> [OBJECTIVE]: Reproduce every record below exactly as written, but leave out any pictures.

> [RECORDS PROVIDED]:
--------

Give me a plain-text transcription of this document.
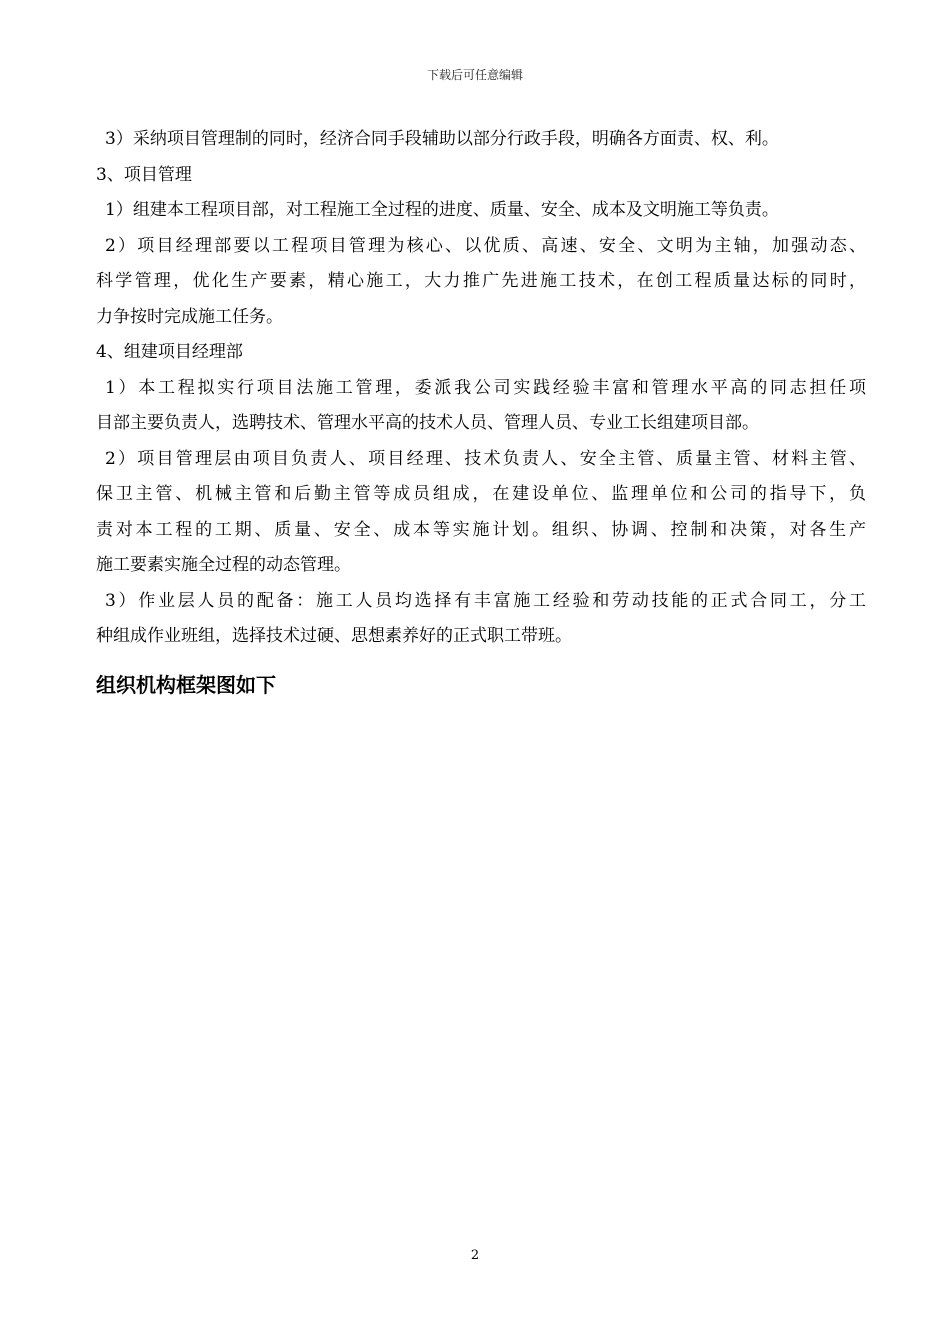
下载后可任意编辑
3）采纳项目管理制的同时，经济合同手段辅助以部分行政手段，明确各方面责、权、利。
3、项目管理
1）组建本工程项目部，对工程施工全过程的进度、质量、安全、成本及文明施工等负责。
2）项目经理部要以工程项目管理为核心、以优质、高速、安全、文明为主轴，加强动态、
科学管理，优化生产要素，精心施工，大力推广先进施工技术，在创工程质量达标的同时，
力争按时完成施工任务。
4、组建项目经理部
1）本工程拟实行项目法施工管理，委派我公司实践经验丰富和管理水平高的同志担任项
目部主要负责人，选聘技术、管理水平高的技术人员、管理人员、专业工长组建项目部。
2）项目管理层由项目负责人、项目经理、技术负责人、安全主管、质量主管、材料主管、
保卫主管、机械主管和后勤主管等成员组成，在建设单位、监理单位和公司的指导下，负
责对本工程的工期、质量、安全、成本等实施计划。组织、协调、控制和决策，对各生产
施工要素实施全过程的动态管理。
3）作业层人员的配备：施工人员均选择有丰富施工经验和劳动技能的正式合同工，分工
种组成作业班组，选择技术过硬、思想素养好的正式职工带班。
组织机构框架图如下
2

--------

> [SOLUTION TO THIS EXERCISE]:
Give me a plain-text transcription of this document.
下载后可任意编辑
3）采纳项目管理制的同时，经济合同手段辅助以部分行政手段，明确各方面责、权、利。
3、项目管理
1）组建本工程项目部，对工程施工全过程的进度、质量、安全、成本及文明施工等负责。
2）项目经理部要以工程项目管理为核心、以优质、高速、安全、文明为主轴，加强动态、
科学管理，优化生产要素，精心施工，大力推广先进施工技术，在创工程质量达标的同时，
力争按时完成施工任务。
4、组建项目经理部
1）本工程拟实行项目法施工管理，委派我公司实践经验丰富和管理水平高的同志担任项
目部主要负责人，选聘技术、管理水平高的技术人员、管理人员、专业工长组建项目部。
2）项目管理层由项目负责人、项目经理、技术负责人、安全主管、质量主管、材料主管、
保卫主管、机械主管和后勤主管等成员组成，在建设单位、监理单位和公司的指导下，负
责对本工程的工期、质量、安全、成本等实施计划。组织、协调、控制和决策，对各生产
施工要素实施全过程的动态管理。
3）作业层人员的配备：施工人员均选择有丰富施工经验和劳动技能的正式合同工，分工
种组成作业班组，选择技术过硬、思想素养好的正式职工带班。
组织机构框架图如下
2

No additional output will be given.